▸ **What you are asked to do**
Keep only the lines where "Track" appears.

▸ **Entries provided**
--------

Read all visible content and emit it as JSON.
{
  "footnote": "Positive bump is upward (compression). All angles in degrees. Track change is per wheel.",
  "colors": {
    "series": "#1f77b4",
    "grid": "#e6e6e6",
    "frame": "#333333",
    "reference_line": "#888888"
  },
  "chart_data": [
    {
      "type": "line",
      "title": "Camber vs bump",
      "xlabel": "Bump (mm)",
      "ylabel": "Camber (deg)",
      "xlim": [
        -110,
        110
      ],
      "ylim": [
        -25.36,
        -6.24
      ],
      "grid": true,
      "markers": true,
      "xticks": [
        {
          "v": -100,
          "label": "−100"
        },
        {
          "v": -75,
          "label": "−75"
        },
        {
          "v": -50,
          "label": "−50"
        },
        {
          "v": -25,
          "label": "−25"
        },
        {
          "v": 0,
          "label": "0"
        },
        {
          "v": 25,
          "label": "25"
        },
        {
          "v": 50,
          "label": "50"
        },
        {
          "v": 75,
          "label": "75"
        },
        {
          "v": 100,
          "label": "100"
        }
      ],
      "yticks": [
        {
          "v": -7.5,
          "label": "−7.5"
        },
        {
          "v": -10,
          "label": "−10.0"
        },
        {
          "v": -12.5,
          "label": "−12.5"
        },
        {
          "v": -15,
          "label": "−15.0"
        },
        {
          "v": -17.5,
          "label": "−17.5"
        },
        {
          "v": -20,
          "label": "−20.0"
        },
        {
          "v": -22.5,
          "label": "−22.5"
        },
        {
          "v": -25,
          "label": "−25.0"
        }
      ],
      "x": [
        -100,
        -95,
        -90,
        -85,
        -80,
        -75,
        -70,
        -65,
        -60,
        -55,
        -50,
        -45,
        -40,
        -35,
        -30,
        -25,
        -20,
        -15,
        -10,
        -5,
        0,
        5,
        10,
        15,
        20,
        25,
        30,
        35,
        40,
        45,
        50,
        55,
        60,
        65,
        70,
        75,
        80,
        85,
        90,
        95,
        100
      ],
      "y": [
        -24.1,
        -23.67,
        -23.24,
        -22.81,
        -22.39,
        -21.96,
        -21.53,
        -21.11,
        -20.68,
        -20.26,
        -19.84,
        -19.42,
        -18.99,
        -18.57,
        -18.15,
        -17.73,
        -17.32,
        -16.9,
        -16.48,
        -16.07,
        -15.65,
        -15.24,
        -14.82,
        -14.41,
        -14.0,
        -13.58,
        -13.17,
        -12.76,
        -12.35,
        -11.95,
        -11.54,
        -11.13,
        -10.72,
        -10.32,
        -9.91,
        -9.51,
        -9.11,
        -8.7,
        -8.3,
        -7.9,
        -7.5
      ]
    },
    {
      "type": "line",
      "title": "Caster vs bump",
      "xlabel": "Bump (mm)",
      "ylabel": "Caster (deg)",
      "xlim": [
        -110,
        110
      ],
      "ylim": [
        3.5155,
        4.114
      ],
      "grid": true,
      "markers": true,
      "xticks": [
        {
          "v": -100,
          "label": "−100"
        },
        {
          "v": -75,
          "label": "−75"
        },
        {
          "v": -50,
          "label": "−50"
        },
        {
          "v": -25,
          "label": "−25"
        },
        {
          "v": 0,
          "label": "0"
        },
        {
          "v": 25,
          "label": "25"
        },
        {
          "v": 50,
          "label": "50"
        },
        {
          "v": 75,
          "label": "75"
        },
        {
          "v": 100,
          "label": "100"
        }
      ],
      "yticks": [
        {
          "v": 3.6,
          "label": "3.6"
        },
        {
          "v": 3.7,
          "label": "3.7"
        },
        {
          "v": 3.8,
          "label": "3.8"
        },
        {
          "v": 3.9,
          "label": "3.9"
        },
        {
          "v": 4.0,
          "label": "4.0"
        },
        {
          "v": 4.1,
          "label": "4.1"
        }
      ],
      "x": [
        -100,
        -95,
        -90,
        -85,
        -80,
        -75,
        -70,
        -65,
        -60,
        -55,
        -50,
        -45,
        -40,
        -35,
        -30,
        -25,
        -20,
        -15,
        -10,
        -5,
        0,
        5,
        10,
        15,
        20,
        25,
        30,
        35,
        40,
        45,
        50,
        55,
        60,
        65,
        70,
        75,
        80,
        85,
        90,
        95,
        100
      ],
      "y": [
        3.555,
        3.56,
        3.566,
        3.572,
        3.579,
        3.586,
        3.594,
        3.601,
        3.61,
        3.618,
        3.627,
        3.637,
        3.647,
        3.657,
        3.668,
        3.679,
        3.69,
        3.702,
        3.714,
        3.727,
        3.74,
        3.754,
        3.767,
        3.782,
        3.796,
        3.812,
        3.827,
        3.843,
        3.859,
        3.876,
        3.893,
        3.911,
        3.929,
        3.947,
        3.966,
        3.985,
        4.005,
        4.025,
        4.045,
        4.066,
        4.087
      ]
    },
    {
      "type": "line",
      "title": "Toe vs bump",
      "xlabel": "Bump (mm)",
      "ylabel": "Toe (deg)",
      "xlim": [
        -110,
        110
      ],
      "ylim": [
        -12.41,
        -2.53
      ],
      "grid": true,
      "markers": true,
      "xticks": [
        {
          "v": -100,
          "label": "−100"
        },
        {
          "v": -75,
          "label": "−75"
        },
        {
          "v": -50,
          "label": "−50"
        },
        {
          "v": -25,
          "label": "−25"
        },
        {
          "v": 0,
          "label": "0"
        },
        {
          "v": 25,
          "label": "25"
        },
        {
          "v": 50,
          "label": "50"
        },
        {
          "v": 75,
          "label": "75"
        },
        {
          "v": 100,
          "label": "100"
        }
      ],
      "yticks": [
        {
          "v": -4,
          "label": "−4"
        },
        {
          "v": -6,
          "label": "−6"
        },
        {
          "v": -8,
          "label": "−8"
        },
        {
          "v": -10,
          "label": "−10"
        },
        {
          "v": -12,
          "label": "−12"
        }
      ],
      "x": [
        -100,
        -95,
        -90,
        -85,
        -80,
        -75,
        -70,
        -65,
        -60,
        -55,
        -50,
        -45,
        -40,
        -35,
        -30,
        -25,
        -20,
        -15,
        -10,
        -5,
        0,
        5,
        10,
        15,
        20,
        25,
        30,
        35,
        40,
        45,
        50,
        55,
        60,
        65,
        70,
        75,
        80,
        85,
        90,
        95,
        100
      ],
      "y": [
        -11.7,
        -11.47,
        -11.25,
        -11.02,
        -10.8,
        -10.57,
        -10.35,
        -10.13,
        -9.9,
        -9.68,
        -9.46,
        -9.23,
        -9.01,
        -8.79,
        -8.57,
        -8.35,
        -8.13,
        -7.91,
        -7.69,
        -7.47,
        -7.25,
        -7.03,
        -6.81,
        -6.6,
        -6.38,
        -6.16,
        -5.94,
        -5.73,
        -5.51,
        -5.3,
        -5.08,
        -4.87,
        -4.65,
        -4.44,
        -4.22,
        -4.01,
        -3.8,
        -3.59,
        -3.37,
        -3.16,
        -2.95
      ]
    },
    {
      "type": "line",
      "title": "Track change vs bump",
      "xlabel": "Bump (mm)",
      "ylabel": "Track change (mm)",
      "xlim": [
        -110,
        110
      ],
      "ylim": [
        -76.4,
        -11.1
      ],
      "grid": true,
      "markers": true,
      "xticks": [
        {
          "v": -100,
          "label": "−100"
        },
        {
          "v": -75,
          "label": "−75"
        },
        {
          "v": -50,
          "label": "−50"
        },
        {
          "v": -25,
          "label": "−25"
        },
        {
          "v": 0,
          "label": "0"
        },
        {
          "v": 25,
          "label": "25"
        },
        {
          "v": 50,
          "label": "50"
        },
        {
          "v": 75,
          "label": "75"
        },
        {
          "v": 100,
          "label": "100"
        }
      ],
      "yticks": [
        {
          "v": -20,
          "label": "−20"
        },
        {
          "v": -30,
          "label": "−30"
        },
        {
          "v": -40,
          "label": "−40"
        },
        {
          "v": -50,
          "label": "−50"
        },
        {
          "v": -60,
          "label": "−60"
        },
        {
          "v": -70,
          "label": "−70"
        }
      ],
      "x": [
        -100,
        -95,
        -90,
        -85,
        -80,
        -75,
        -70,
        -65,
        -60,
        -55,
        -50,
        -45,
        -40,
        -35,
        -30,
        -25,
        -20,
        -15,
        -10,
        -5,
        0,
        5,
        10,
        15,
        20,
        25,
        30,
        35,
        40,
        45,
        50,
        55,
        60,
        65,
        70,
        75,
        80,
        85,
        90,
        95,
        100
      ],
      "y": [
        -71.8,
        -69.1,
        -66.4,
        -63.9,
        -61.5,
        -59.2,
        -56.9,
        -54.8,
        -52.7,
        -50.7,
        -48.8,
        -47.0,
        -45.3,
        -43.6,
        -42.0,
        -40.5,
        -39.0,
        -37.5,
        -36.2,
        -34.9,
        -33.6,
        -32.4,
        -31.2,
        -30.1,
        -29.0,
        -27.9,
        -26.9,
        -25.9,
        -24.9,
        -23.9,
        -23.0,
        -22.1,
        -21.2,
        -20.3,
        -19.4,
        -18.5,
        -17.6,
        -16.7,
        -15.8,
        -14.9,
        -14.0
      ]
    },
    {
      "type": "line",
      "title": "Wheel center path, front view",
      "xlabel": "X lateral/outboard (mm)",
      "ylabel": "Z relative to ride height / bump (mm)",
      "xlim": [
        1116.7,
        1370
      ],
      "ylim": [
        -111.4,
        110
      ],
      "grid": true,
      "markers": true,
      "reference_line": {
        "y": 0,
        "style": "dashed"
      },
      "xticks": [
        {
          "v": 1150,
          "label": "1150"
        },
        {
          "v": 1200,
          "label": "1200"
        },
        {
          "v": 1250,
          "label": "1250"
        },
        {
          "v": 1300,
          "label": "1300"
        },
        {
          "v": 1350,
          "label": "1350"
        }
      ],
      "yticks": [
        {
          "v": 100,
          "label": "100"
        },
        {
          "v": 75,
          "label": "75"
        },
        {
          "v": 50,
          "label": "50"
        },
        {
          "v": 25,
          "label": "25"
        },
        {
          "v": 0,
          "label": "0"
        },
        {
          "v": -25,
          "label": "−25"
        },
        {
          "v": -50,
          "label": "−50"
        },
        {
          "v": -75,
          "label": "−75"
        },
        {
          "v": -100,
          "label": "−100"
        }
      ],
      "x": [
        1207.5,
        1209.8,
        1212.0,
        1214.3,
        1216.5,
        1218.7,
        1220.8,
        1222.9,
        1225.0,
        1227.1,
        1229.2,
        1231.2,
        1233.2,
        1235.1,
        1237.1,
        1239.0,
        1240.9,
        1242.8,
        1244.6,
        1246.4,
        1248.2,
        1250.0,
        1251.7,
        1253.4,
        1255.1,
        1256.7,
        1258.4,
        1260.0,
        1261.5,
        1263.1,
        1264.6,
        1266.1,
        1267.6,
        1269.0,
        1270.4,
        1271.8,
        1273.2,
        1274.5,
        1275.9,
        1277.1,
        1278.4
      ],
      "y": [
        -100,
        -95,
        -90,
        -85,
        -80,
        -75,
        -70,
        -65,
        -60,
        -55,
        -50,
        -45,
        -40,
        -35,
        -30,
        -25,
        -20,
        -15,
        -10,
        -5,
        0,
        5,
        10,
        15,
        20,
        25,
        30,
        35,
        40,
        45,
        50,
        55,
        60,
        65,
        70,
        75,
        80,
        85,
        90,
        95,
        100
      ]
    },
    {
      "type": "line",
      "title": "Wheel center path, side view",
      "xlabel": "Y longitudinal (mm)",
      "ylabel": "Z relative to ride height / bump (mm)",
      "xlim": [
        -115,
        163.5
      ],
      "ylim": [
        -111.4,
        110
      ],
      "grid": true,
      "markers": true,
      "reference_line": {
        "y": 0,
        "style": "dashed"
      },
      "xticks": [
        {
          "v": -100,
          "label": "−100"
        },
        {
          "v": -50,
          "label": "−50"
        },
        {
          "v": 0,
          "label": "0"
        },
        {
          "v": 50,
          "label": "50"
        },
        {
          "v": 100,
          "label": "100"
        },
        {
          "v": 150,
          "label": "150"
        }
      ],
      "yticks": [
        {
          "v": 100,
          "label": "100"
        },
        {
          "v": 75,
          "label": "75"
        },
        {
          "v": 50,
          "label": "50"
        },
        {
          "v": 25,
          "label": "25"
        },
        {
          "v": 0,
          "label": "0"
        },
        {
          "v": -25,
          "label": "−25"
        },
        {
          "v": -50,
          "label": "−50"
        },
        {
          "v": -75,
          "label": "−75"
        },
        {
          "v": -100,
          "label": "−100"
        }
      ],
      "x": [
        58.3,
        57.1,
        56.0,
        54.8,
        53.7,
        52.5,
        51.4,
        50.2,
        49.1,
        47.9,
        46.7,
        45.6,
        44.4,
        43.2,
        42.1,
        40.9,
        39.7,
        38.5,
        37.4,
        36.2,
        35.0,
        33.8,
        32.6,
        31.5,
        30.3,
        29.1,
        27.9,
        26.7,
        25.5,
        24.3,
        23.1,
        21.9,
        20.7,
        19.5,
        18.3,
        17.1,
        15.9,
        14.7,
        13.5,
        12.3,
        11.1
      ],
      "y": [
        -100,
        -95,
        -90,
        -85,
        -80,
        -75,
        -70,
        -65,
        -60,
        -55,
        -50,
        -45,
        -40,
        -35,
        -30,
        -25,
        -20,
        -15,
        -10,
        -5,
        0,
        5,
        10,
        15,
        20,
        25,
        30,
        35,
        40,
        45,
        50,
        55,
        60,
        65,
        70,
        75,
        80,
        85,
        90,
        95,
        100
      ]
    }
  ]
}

--------

▸ **Final result**
  "footnote": "Positive bump is upward (compression). All angles in degrees. Track change is per wheel.",
      "title": "Track change vs bump",
      "ylabel": "Track change (mm)",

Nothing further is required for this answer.